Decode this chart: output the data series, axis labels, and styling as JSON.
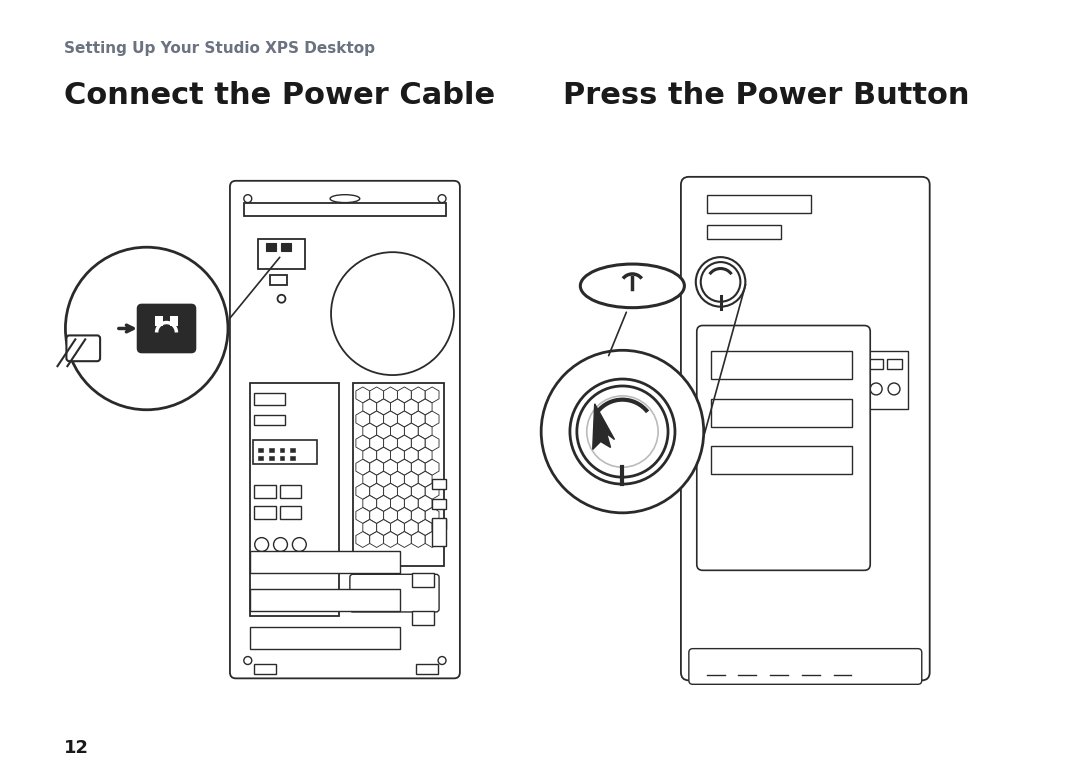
{
  "subtitle": "Setting Up Your Studio XPS Desktop",
  "title_left": "Connect the Power Cable",
  "title_right": "Press the Power Button",
  "page_number": "12",
  "subtitle_color": "#6b7280",
  "title_color": "#1a1a1a",
  "background_color": "#ffffff",
  "subtitle_fontsize": 11,
  "title_fontsize": 22,
  "page_number_fontsize": 13
}
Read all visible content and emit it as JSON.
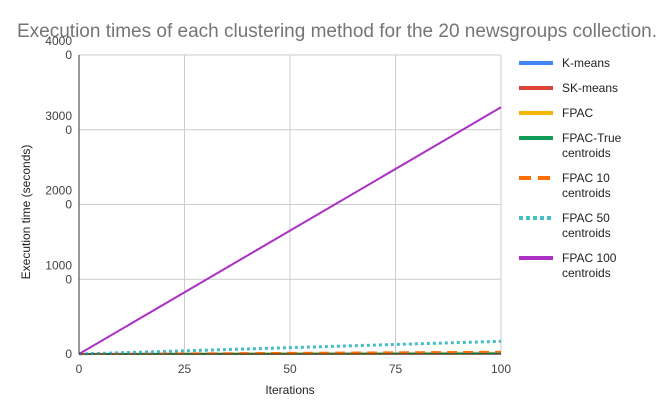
{
  "chart_data": {
    "type": "line",
    "title": "Execution times of each clustering method for the 20 newsgroups collection.",
    "xlabel": "Iterations",
    "ylabel": "Execution time (seconds)",
    "xlim": [
      0,
      100
    ],
    "ylim": [
      0,
      40000
    ],
    "x_ticks": [
      "0",
      "25",
      "50",
      "75",
      "100"
    ],
    "y_ticks": [
      {
        "value": 0,
        "lines": [
          "0"
        ]
      },
      {
        "value": 10000,
        "lines": [
          "1000",
          "0"
        ]
      },
      {
        "value": 20000,
        "lines": [
          "2000",
          "0"
        ]
      },
      {
        "value": 30000,
        "lines": [
          "3000",
          "0"
        ]
      },
      {
        "value": 40000,
        "lines": [
          "4000",
          "0"
        ]
      }
    ],
    "grid": true,
    "legend_position": "right",
    "series": [
      {
        "name_lines": [
          "K-means"
        ],
        "color": "#4285f4",
        "dash": "solid",
        "x": [
          0,
          100
        ],
        "y": [
          0,
          60
        ]
      },
      {
        "name_lines": [
          "SK-means"
        ],
        "color": "#db4437",
        "dash": "solid",
        "x": [
          0,
          100
        ],
        "y": [
          0,
          60
        ]
      },
      {
        "name_lines": [
          "FPAC"
        ],
        "color": "#f4b400",
        "dash": "solid",
        "x": [
          0,
          100
        ],
        "y": [
          0,
          60
        ]
      },
      {
        "name_lines": [
          "FPAC-True",
          "centroids"
        ],
        "color": "#0f9d58",
        "dash": "solid",
        "x": [
          0,
          100
        ],
        "y": [
          0,
          100
        ]
      },
      {
        "name_lines": [
          "FPAC 10",
          "centroids"
        ],
        "color": "#ff6d00",
        "dash": "dashed",
        "x": [
          0,
          100
        ],
        "y": [
          0,
          300
        ]
      },
      {
        "name_lines": [
          "FPAC 50",
          "centroids"
        ],
        "color": "#46bdc6",
        "dash": "dotted",
        "x": [
          0,
          100
        ],
        "y": [
          0,
          1700
        ]
      },
      {
        "name_lines": [
          "FPAC 100",
          "centroids"
        ],
        "color": "#ab30c4",
        "dash": "solid",
        "x": [
          0,
          100
        ],
        "y": [
          0,
          33000
        ]
      }
    ]
  }
}
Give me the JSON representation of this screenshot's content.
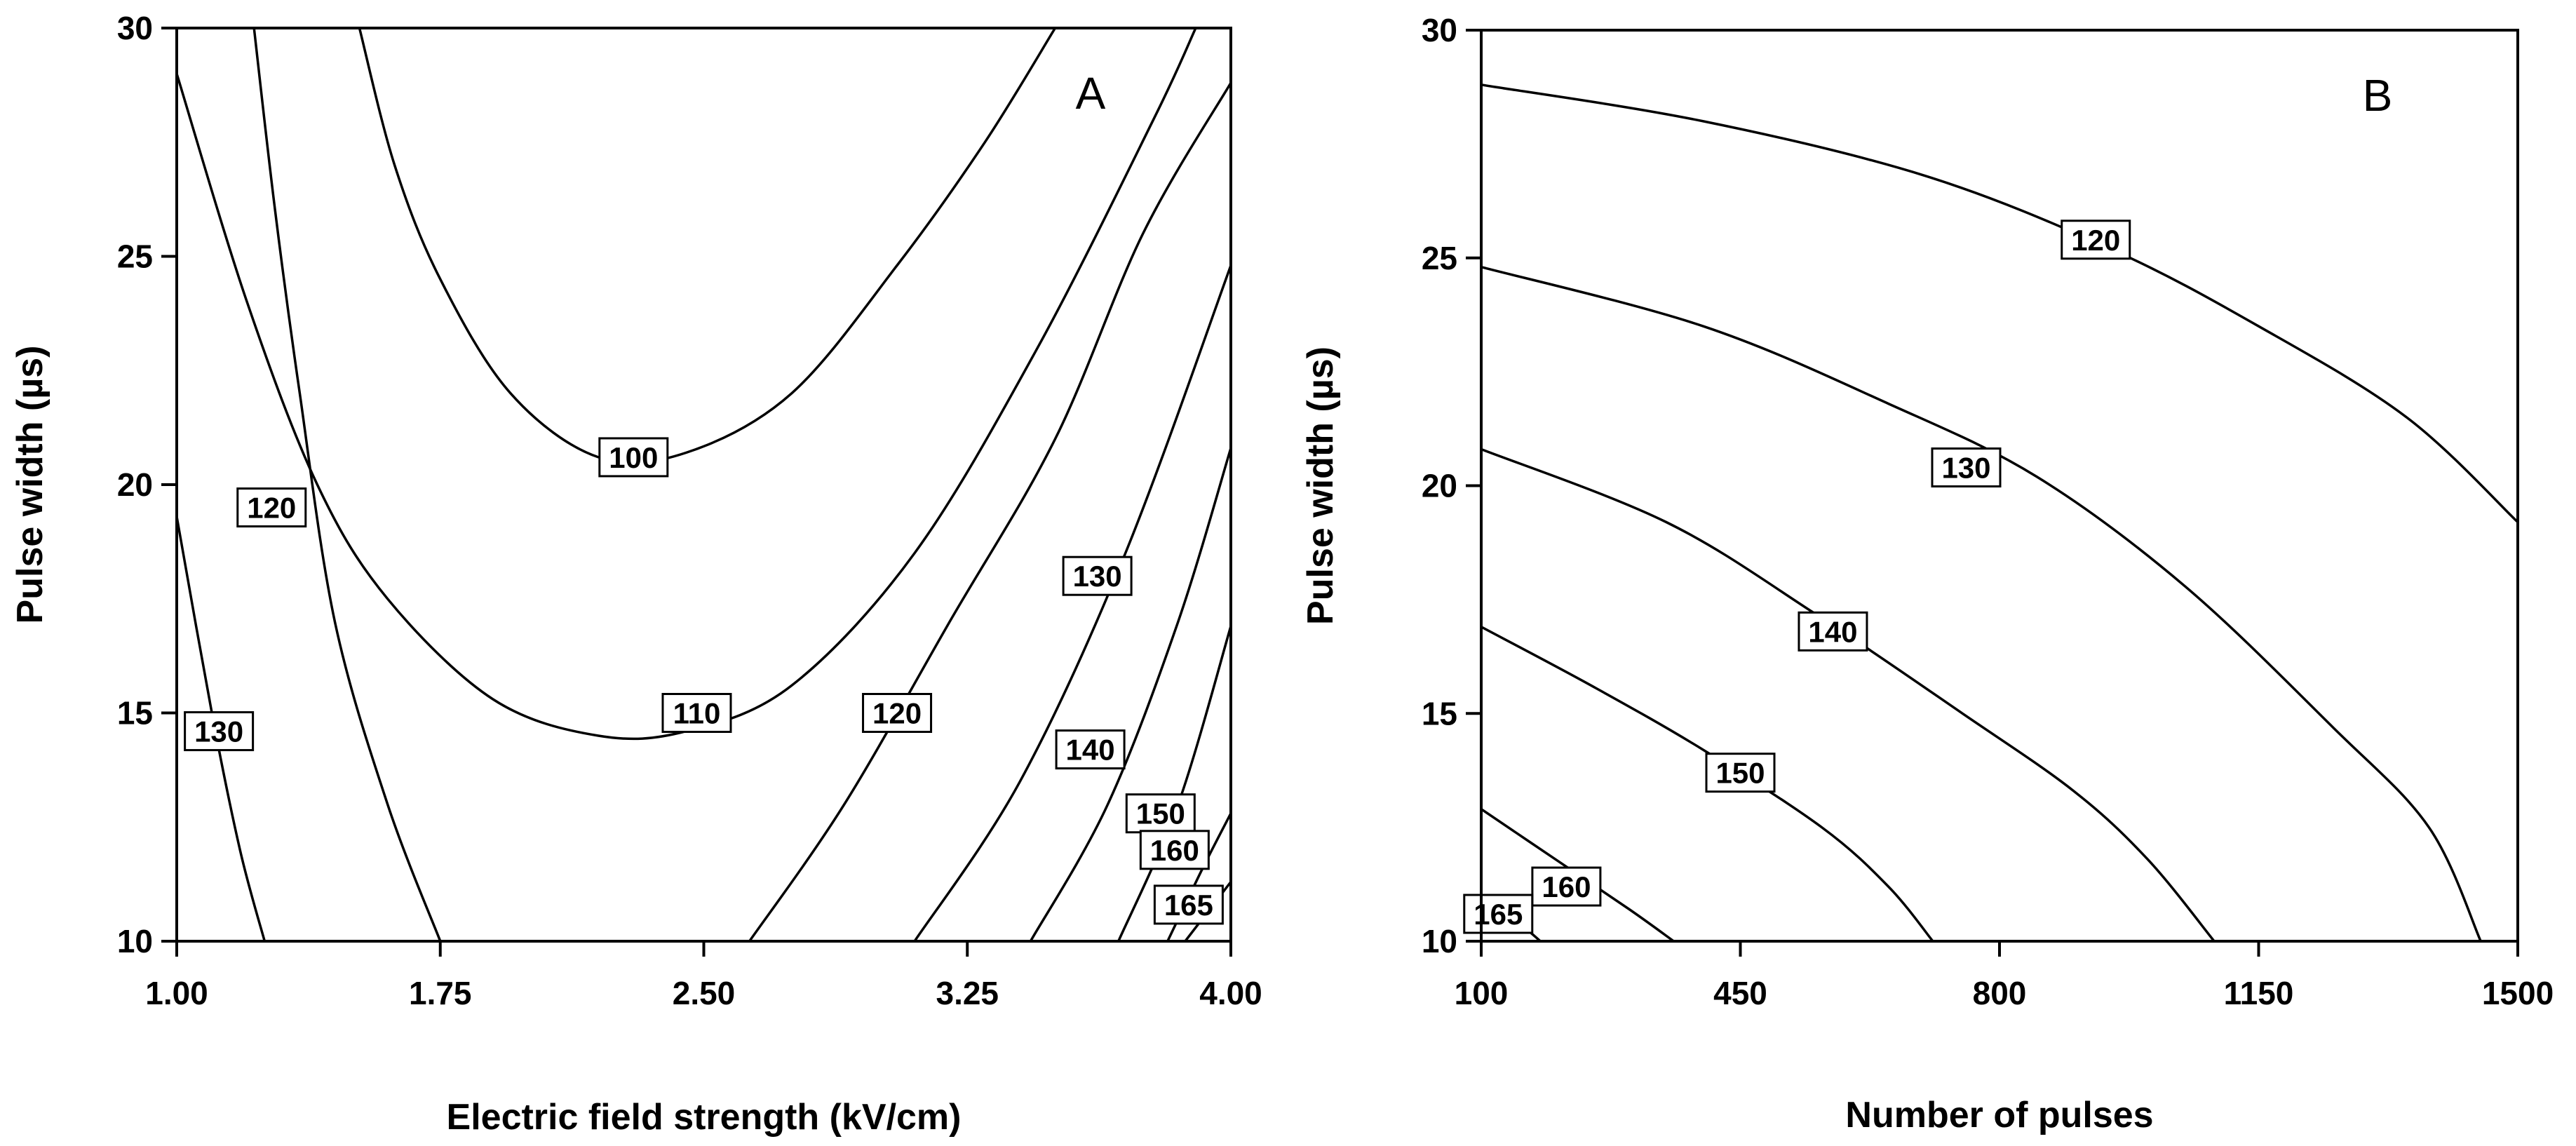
{
  "chart_data": [
    {
      "type": "contour",
      "panel": "A",
      "xlabel": "Electric field strength (kV/cm)",
      "ylabel": "Pulse width (µs)",
      "xlim": [
        1.0,
        4.0
      ],
      "ylim": [
        10,
        30
      ],
      "xticks": [
        "1.00",
        "1.75",
        "2.50",
        "3.25",
        "4.00"
      ],
      "yticks": [
        "10",
        "15",
        "20",
        "25",
        "30"
      ],
      "contours": [
        {
          "level": "100",
          "points": [
            [
              1.52,
              30
            ],
            [
              1.62,
              27
            ],
            [
              1.75,
              24.5
            ],
            [
              1.95,
              22
            ],
            [
              2.2,
              20.6
            ],
            [
              2.45,
              20.7
            ],
            [
              2.75,
              22
            ],
            [
              3.05,
              24.8
            ],
            [
              3.3,
              27.5
            ],
            [
              3.5,
              30
            ]
          ],
          "label_at": [
            2.3,
            20.6
          ]
        },
        {
          "level": "110",
          "points": [
            [
              1.0,
              29
            ],
            [
              1.2,
              24
            ],
            [
              1.4,
              20
            ],
            [
              1.6,
              17.5
            ],
            [
              1.9,
              15.3
            ],
            [
              2.2,
              14.5
            ],
            [
              2.45,
              14.6
            ],
            [
              2.75,
              15.6
            ],
            [
              3.1,
              18.5
            ],
            [
              3.45,
              23
            ],
            [
              3.78,
              28
            ],
            [
              3.9,
              30
            ]
          ],
          "label_at": [
            2.48,
            15.0
          ]
        },
        {
          "level": "120",
          "points": [
            [
              1.22,
              30
            ],
            [
              1.28,
              26
            ],
            [
              1.35,
              22
            ],
            [
              1.45,
              17
            ],
            [
              1.6,
              13
            ],
            [
              1.75,
              10
            ]
          ],
          "label_at": [
            1.27,
            19.5
          ]
        },
        {
          "level": "120",
          "points": [
            [
              2.63,
              10
            ],
            [
              2.9,
              13
            ],
            [
              3.2,
              17
            ],
            [
              3.5,
              21
            ],
            [
              3.75,
              25.5
            ],
            [
              4.0,
              28.8
            ]
          ],
          "label_at": [
            3.05,
            15.0
          ]
        },
        {
          "level": "130",
          "points": [
            [
              1.0,
              19.3
            ],
            [
              1.1,
              15
            ],
            [
              1.18,
              12
            ],
            [
              1.25,
              10
            ]
          ],
          "label_at": [
            1.12,
            14.6
          ]
        },
        {
          "level": "130",
          "points": [
            [
              3.1,
              10
            ],
            [
              3.4,
              13.5
            ],
            [
              3.7,
              18.5
            ],
            [
              4.0,
              24.8
            ]
          ],
          "label_at": [
            3.62,
            18.0
          ]
        },
        {
          "level": "140",
          "points": [
            [
              3.43,
              10
            ],
            [
              3.65,
              13
            ],
            [
              3.85,
              17
            ],
            [
              4.0,
              20.8
            ]
          ],
          "label_at": [
            3.6,
            14.2
          ]
        },
        {
          "level": "150",
          "points": [
            [
              3.68,
              10
            ],
            [
              3.85,
              13
            ],
            [
              4.0,
              16.9
            ]
          ],
          "label_at": [
            3.8,
            12.8
          ]
        },
        {
          "level": "160",
          "points": [
            [
              3.82,
              10
            ],
            [
              3.92,
              11.6
            ],
            [
              4.0,
              12.8
            ]
          ],
          "label_at": [
            3.84,
            12.0
          ]
        },
        {
          "level": "165",
          "points": [
            [
              3.87,
              10
            ],
            [
              3.95,
              10.8
            ],
            [
              4.0,
              11.3
            ]
          ],
          "label_at": [
            3.88,
            10.8
          ]
        }
      ]
    },
    {
      "type": "contour",
      "panel": "B",
      "xlabel": "Number of pulses",
      "ylabel": "Pulse width (µs)",
      "xlim": [
        100,
        1500
      ],
      "ylim": [
        10,
        30
      ],
      "xticks": [
        "100",
        "450",
        "800",
        "1150",
        "1500"
      ],
      "yticks": [
        "10",
        "15",
        "20",
        "25",
        "30"
      ],
      "contours": [
        {
          "level": "120",
          "points": [
            [
              100,
              28.8
            ],
            [
              400,
              28.0
            ],
            [
              700,
              26.8
            ],
            [
              950,
              25.2
            ],
            [
              1150,
              23.5
            ],
            [
              1350,
              21.5
            ],
            [
              1500,
              19.2
            ]
          ],
          "label_at": [
            930,
            25.4
          ]
        },
        {
          "level": "130",
          "points": [
            [
              100,
              24.8
            ],
            [
              400,
              23.5
            ],
            [
              650,
              21.8
            ],
            [
              850,
              20.2
            ],
            [
              1050,
              17.8
            ],
            [
              1250,
              14.7
            ],
            [
              1380,
              12.5
            ],
            [
              1450,
              10
            ]
          ],
          "label_at": [
            755,
            20.4
          ]
        },
        {
          "level": "140",
          "points": [
            [
              100,
              20.8
            ],
            [
              350,
              19.2
            ],
            [
              550,
              17.2
            ],
            [
              750,
              15.0
            ],
            [
              900,
              13.3
            ],
            [
              1000,
              11.8
            ],
            [
              1090,
              10
            ]
          ],
          "label_at": [
            575,
            16.8
          ]
        },
        {
          "level": "150",
          "points": [
            [
              100,
              16.9
            ],
            [
              250,
              15.6
            ],
            [
              400,
              14.2
            ],
            [
              560,
              12.5
            ],
            [
              650,
              11.2
            ],
            [
              710,
              10
            ]
          ],
          "label_at": [
            450,
            13.7
          ]
        },
        {
          "level": "160",
          "points": [
            [
              100,
              12.9
            ],
            [
              200,
              11.8
            ],
            [
              300,
              10.7
            ],
            [
              360,
              10
            ]
          ],
          "label_at": [
            215,
            11.2
          ]
        },
        {
          "level": "165",
          "points": [
            [
              100,
              10.9
            ],
            [
              150,
              10.4
            ],
            [
              180,
              10
            ]
          ],
          "label_at": [
            123,
            10.6
          ]
        }
      ]
    }
  ]
}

━━━━━━━━━━━━━━━━━━━━

** What is being asked **
Find every line with "xlabel" in the listing and state how many there are, nothing else.

** Exercise solution **
3